#### Supplied data
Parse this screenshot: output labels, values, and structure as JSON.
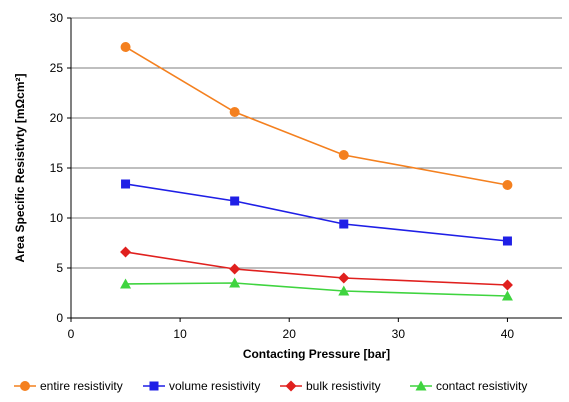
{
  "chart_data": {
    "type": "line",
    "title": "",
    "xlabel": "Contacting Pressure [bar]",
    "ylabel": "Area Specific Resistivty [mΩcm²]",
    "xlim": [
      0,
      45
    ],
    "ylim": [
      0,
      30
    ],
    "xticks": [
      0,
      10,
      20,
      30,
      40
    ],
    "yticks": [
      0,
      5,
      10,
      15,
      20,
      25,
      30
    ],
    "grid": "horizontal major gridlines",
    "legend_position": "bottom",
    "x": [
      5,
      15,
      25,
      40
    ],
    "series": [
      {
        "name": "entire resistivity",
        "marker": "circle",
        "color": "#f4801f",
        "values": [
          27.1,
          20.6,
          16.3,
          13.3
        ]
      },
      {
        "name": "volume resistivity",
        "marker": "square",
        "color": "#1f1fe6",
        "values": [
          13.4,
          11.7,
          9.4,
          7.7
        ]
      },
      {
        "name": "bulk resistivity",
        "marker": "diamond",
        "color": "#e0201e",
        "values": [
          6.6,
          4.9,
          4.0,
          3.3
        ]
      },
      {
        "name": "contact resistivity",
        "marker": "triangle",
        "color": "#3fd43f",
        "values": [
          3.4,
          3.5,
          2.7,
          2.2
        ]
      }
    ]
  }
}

--

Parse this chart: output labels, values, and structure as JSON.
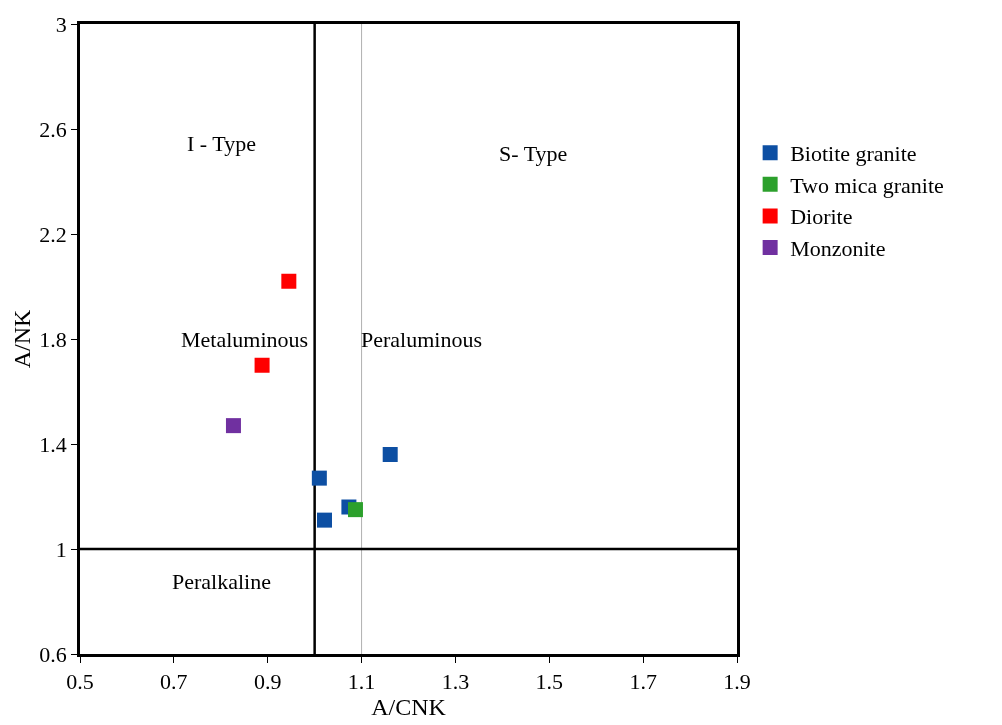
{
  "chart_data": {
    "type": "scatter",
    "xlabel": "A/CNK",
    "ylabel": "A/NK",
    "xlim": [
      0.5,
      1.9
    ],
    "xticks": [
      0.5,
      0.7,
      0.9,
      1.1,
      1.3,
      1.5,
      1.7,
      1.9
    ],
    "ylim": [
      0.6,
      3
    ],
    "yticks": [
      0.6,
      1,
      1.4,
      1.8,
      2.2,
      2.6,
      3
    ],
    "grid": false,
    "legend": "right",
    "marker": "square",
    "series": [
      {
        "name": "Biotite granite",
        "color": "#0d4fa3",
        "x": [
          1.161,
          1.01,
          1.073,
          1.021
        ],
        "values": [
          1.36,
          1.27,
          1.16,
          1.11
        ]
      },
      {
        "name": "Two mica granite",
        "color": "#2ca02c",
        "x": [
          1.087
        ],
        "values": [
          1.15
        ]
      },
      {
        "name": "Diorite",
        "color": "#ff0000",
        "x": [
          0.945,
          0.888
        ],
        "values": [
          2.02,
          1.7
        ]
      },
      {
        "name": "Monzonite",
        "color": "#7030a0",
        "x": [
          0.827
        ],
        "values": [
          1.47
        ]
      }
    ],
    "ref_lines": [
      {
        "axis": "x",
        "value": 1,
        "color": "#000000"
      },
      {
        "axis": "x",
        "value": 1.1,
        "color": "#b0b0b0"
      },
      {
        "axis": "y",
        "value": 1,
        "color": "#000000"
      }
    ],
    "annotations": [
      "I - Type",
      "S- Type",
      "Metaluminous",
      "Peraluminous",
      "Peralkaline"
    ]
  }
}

==

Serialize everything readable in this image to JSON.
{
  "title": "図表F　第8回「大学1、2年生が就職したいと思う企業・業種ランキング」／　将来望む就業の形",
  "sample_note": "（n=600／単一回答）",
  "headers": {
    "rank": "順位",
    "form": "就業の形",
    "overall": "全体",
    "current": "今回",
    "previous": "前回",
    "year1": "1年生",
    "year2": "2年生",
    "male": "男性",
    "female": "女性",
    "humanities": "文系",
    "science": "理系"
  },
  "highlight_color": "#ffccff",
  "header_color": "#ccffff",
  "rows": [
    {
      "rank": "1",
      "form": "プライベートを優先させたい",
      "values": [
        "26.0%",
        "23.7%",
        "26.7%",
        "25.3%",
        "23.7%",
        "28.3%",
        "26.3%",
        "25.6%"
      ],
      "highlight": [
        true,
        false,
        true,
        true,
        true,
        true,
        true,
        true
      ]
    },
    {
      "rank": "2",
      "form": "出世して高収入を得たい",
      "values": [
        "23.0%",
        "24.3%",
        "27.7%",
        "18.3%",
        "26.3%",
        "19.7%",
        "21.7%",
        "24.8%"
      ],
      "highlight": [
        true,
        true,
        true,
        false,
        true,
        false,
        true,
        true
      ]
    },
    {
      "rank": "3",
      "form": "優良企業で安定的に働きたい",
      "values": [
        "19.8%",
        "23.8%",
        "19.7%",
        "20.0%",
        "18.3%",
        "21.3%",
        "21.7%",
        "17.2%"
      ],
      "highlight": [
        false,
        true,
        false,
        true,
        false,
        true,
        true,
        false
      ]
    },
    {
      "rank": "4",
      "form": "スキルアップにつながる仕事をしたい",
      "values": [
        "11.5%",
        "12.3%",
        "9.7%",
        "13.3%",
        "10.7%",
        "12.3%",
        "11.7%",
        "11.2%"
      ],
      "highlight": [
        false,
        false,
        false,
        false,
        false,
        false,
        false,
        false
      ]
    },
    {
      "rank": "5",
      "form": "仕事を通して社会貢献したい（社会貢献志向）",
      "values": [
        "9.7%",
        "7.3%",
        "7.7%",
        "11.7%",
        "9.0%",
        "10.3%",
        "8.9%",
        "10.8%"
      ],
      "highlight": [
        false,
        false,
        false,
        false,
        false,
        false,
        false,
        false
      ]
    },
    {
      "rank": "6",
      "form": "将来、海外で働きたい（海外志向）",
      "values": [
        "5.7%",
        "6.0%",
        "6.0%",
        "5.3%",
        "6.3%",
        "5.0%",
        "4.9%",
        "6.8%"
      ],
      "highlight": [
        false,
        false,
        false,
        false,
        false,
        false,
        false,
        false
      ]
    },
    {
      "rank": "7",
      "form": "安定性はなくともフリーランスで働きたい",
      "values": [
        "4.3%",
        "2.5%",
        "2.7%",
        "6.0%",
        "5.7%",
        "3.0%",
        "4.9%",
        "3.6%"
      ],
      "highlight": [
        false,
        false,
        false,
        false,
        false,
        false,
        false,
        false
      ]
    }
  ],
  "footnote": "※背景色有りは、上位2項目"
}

#### Requirement
Lines of the material that contain the word "title" are to be gathered.

#### Final result
    "title": "",
  "title": "図表F　第8回「大学1、2年生が就職したいと思う企業・業種ランキング」／　将来望む就業の形",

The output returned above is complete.